[START Data for processing]

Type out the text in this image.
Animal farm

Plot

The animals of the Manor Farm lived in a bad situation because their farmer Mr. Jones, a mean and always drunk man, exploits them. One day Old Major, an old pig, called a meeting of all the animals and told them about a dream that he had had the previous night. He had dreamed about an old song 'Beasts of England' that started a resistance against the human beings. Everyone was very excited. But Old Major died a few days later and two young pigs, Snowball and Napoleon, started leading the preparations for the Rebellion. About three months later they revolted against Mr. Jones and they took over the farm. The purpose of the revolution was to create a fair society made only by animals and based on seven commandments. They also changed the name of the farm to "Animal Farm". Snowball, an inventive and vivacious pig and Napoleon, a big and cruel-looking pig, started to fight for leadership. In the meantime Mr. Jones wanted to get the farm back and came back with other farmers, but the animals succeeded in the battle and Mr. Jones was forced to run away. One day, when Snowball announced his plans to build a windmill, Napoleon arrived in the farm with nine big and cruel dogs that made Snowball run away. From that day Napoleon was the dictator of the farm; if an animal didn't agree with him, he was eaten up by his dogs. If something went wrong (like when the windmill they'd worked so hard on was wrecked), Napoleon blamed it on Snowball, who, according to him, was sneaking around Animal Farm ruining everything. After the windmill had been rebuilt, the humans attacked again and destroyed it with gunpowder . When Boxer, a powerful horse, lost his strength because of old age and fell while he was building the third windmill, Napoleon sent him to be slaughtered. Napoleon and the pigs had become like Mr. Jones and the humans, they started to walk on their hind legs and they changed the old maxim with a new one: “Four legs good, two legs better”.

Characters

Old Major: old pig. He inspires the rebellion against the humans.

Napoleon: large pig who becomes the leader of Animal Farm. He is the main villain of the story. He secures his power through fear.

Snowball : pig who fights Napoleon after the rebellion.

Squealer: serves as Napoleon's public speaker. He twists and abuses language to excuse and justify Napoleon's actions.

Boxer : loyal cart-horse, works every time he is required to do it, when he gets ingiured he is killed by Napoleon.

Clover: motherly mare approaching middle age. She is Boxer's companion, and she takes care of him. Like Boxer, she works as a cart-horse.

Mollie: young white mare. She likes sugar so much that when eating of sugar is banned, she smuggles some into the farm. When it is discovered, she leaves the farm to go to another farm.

[END Data for processing]

## Given problem
Where a line holds the string "cart", copy that line.

## The solution
Boxer : loyal cart-horse, works every time he is required to do it, when he gets ingiured he is killed by Napoleon.
Clover: motherly mare approaching middle age. She is Boxer's companion, and she takes care of him. Like Boxer, she works as a cart-horse.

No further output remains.